*EXERCISE TASKS*:
[1] Reproduce word for word the section of the Adam Smith biography that opens with "No society can" and closes with "of that discipline.".
[2] Answer these questions about the Adam Smith biography:
(a) In which town was Smith baptized?
(b) What subjects did he study at the Burgh School of Kirkcaldy?
(c) In what year did he leave Oxford University?
[3] Extend the Adam Smith biography, picking up right after its final sentence.

No society can surely be flourishing and happy of which by far the greater part of the numbers are poor and miserable.
Adam Smith
Adam Smith (1723-1790) was a Scottish historian, political economist, writer, rhetorician, astronomer, and social philosopher, who wrote 'The Wealth of Nations'. It is considered the first book of modern political economy, and still provides the foundation for the study of that discipline.
Adam Smith was born in 1723 in Fife, Scotland. The actual date of his birth is not confirmed, but it is known that he was baptised on 5 June 1723 in Kirkcaldy, Scotland. His parents were Margaret Douglas and Adam Smith, a lawyer and civil servant. Adam Smith Senior was a widower who married Margaret Douglas in 1720. He died just two months after his son’s birth.
Little is known about Smith’s early life. The Scottish journalist John Rae, who was Smith’s biographer, wrote that Smith was abducted by gypsies at the age of four and released when others went to rescue him. Smith attended the Burgh School of Kirkcaldy from 1729 to 1737, where he studied Latin, mathematics, history and writing.
Smith attended the University of Glasgow at the age of fourteen to study moral philosophy, and later studied social philosophy at the University of Oxford in 1740. Whilst at Oxford, Smith taught himself several subjects by reading books from the library. Smith’s letters reveal that his time at Oxford was not entirely happy. Towards the end of his time there, Smith began to suffer from shaking fits, possibly the symptoms of a nervous breakdown. He left Oxford University in 1746, before his scholarship ended.
Following his departure from Oxford, Smith delivered a series of lectures in Edinburgh. These lectures proved successful and led to collaboration with David Hume in 1750. Smith’s and Hume’s writings covered history, politics, philosophy, economics and religion.

[Collected data entries]

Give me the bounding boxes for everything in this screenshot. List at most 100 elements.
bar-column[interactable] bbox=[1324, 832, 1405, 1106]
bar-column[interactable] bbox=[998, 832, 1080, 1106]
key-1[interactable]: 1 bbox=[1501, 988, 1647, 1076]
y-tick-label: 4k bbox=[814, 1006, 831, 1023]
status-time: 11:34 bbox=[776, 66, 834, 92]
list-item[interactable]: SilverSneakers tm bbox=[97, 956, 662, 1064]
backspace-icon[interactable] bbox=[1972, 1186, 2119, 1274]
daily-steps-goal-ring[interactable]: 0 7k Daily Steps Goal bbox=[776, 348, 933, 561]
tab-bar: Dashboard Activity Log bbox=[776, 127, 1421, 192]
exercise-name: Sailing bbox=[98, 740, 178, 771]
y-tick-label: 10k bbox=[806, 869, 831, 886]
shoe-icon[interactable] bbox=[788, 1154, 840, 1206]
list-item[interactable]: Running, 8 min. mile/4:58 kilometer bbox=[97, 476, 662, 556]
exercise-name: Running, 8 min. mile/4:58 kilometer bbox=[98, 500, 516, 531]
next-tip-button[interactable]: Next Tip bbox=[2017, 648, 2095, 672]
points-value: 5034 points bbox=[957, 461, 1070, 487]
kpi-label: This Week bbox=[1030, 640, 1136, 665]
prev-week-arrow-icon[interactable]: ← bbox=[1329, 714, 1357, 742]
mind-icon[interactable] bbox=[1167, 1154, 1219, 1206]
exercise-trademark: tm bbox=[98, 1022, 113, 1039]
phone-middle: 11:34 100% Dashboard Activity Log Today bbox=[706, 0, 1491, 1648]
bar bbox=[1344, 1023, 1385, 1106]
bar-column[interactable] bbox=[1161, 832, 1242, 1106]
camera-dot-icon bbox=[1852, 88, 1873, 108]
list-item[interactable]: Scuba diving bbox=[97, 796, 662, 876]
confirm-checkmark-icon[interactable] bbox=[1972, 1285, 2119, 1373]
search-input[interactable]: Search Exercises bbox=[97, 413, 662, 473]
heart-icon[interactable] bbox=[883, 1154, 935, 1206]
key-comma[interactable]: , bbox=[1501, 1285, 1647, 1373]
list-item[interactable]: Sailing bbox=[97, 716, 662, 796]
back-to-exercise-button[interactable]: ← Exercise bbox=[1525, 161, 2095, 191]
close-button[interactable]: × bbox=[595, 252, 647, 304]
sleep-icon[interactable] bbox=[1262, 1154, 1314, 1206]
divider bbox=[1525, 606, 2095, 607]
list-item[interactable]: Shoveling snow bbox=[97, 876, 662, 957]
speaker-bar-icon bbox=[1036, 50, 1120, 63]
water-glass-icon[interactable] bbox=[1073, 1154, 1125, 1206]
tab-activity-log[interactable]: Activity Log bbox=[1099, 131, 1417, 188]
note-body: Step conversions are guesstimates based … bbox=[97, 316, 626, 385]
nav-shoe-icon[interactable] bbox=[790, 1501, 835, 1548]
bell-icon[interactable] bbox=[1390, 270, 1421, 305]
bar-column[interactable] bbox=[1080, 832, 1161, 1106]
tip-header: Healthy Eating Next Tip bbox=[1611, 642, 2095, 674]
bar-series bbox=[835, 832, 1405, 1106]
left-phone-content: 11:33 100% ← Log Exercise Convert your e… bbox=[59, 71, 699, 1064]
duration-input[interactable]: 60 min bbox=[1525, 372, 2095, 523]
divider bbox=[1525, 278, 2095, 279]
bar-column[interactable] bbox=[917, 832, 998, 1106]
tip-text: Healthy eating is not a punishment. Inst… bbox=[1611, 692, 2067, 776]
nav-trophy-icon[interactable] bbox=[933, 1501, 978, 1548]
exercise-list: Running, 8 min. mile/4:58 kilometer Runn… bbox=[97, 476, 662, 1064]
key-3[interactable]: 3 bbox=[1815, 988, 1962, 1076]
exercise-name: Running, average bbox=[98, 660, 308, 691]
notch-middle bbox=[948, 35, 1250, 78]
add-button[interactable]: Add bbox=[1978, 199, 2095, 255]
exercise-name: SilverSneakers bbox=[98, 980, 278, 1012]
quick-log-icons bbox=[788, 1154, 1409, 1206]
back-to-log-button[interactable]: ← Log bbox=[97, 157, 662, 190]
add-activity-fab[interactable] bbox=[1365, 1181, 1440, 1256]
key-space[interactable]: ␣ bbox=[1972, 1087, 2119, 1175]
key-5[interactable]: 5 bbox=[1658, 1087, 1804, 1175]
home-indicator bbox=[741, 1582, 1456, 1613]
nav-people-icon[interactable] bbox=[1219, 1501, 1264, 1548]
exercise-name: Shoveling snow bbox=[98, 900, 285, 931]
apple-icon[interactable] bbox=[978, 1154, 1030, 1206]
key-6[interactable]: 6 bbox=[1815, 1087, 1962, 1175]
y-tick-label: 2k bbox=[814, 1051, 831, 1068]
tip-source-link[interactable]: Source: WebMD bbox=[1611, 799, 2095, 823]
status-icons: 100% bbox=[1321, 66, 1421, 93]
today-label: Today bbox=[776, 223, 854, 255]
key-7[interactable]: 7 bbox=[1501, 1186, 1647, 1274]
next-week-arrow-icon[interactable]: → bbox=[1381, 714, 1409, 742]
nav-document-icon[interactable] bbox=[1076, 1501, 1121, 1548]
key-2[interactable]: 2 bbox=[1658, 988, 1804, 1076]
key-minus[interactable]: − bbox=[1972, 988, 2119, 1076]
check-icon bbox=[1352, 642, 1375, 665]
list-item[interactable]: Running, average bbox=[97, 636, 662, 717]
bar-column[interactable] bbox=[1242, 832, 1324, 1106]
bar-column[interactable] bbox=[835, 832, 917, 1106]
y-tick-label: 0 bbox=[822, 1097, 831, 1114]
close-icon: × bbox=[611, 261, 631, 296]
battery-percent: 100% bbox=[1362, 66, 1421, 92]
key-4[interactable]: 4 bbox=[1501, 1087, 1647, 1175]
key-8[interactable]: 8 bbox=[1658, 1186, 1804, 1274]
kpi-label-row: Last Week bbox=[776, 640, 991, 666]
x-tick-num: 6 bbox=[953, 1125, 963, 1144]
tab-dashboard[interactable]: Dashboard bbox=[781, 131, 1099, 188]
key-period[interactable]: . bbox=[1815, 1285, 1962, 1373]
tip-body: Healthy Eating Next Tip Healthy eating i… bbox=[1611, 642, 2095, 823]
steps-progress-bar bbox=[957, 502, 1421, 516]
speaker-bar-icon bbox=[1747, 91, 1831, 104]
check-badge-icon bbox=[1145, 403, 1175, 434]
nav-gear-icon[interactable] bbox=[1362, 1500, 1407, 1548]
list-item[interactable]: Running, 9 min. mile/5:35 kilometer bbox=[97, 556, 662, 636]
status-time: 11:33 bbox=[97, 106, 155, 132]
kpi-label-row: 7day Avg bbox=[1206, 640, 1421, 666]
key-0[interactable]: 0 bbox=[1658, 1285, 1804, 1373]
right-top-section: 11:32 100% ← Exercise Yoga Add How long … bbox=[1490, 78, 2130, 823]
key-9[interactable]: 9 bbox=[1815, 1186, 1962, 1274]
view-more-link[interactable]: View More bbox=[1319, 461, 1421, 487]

*OUTPUTS FOR THE TASKS*:
[1]
No society can surely be flourishing and happy of which by far the greater part of the numbers are poor and miserable.
Adam Smith
Adam Smith (1723-1790) was a Scottish historian, political economist, writer, rhetorician, astronomer, and social philosopher, who wrote 'The Wealth of Nations'. It is considered the first book of modern political economy, and still provides the foundation for the study of that discipline.

[2]
(a) Kirkcaldy, Scotland.
(b) Latin, mathematics, history and writing.
(c) 1746.

[3]
In 1751, Smith took on a professorship at the University of Glasgow, teaching moral philosophy, taking over the post of Head of Moral Philosophy in 1753. It was during his time at Glasgow that Smith wrote and published The Theory of Moral Sentiments (1759), which embodied some of his Glasgow lectures. He continued to make extensive revisions to the book up until his death. Smith worked as an academic for a number of years, calling it, by far the most useful and therefore by far the happiest and most honourable period of his life.
The publication of The Theory of Moral Sentiments led to a popularity for Smith that resulted in students from other countries coming to Glasgow to study under him. The University of Glasgow bestowed on Smith the title of Doctor of Law in 1762. In 1763, Smith was offered a position by British politician Charles Townshend to tutor his stepson Henry Scott, Duke of Buccleuch. Smith took up the offer, resigning his professorship in the middle of a term. The tutoring position with Scott allowed Smith to travel throughout Europe, where he met other intellectual leaders of his day, and also doubled his former income as a teacher.
In 1766, Henry Scott’s younger brother died in Paris, and Smith’s tour of Europe as a tutor ended shortly after. Smith returned home that year to Kirkcaldy, and spent the next ten years writing The Wealth of Nations. The book was published in 1776 and was an instant success, selling out its first edition in only six months. The Wealth of Nations is widely regarded as Smith’s most influential work, although Smith himself considered The Theory of Moral Sentiments to be the superior of the two works.
In 1778, Smith became commissioner of customs in Scotland and went to live in Panmure House, in Edinburgh’s Canongate with his mother, with whom he had a close relationship,. Five years later, he became one of the founding members of the Royal Society of Edinburgh, and from 1787 to 1789 he occupied the honorary position of Lord Rector of the University of Glasgow.
Smith, who never married, was described as an odd-looking man, with a large nose, bulging eyes, a protruding lower lip, a nervous twitch, and a speech impediment. Smith described himself as a beau in nothing but his books. Smith rarely sat for portraits, so almost all depictions of him created during his lifetime were drawn from memory.
Smith died in Panmure House in Edinburgh on 17 July 1790, after a painful illness, and was buried in the Canongate Kirkyard. On his death bed, Smith expressed disappointment that he had not achieved more. Smith requested that his personal papers be destroyed upon his death, with the exception of anything that was fit for publication. The History of Astronomy was published in 1795 and Essays on Philosophical Subjects, Lectures on Justice, Police, Revenue, and Arms, written in 1763 and published in 1896, A Treatise on Public Opulence, written in 1764 and published in 1937, were all published posthumously.